■ Reading passage:
This post describes the second of two vulnerabilities I found in WordPress. The first, a XSS vulnerability, was described last week. While the vulnerability discussed here is applicable in fewer cases than the previous one, it is an example of a comparatively rare class, oracle attacks, so I think merits further exposition.
An oracle attack is where an attacker can abuse a facility provided by a system to gain unauthorized access to protected information. The term originates from cryptology, and such attacks still crop up regularly; for example in banking security devices and protocols. The occurrence of an oracle attack in WordPress illustrates the need for a better understanding of cryptography, even by the authors of applications not conventionally considered to be cryptographic software. Also more forgiving primitives and better robustness principles could reduce the risk of future weaknesses.
The vulnerability is a variant of the ‘cache’ shell injection bug reported by rgodm. This is caused by an unfortunate series of design choices by the WordPress team, leading to arbitrary PHP execution. The WordPress cache stores commonly accessed information from the database, such as user profile data, in files for faster retrieval. Despite them being needed only by the server, they are still accessible from the web, which is commonly considered bad practice. To prevent the content being read remotely, the data is placed in
.php files, commented out with
//. Thus when executed by the web server, in response to a remote query, they return an empty file.

■ Explore the material:
(a) Translate this sentence from the WordPress vulnerability post into Spanish: "An oracle attack is where an attacker can abuse a facility provided by a system to gain unauthorized access to protected information."
(b) Continue the WordPress vulnerability post, starting after its last sentence.

■ Excerpted data:
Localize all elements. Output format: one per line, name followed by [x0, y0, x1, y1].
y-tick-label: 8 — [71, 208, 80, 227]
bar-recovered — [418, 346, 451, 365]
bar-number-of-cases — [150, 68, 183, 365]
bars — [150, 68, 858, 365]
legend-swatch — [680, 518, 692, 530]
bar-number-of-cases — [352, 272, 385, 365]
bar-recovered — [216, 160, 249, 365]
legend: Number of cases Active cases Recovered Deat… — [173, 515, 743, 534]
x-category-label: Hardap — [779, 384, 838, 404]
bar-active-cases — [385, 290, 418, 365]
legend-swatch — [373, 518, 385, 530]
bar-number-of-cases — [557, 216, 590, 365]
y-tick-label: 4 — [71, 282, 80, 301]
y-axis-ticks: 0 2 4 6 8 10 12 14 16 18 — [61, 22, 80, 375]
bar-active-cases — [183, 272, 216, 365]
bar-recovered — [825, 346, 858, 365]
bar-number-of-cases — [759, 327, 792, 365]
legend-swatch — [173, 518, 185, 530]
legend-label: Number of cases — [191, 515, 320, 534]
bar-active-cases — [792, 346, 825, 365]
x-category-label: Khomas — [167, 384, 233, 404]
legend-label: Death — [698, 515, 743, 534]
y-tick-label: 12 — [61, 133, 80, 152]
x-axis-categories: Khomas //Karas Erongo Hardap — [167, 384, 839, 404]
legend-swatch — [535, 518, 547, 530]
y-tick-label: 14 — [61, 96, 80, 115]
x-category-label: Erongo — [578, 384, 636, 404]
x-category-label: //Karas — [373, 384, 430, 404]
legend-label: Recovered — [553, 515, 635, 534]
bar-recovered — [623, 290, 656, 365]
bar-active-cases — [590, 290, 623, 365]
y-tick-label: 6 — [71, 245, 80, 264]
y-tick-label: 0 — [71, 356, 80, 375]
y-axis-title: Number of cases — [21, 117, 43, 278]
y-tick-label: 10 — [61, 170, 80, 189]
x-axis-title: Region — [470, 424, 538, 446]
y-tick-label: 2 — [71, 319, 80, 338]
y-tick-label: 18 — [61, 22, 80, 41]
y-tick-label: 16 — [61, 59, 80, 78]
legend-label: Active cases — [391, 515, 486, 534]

■ Answers to each task:
(a) Un ataque de oráculo es aquel en el que un atacante puede abusar de una función proporcionada por un sistema para obtener acceso no autorizado a información protegida.

(b)
However, putting user controlled data in executable files is inherently a risky choice. If the attacker can escape from the comment then arbitrary PHP can be executed. rgodm’s shell injection bug does this by inserting a newline into the display name. Now all the attacker must do is guess the name of the
.php file which stores his cached profile information, and invoke it to run the injected PHP. WordPress puts an
index.php in the cache directory to suppress directory indexing, and filenames are generated as MD5(username ||
DB_PASSWORD) || “.php”, which creates hard to guess name. The original bug report suggested brute forcing DB_PASSWORD, the MySQL authentication password, but the oracle attack described here will succeed even if a strong password is chosen.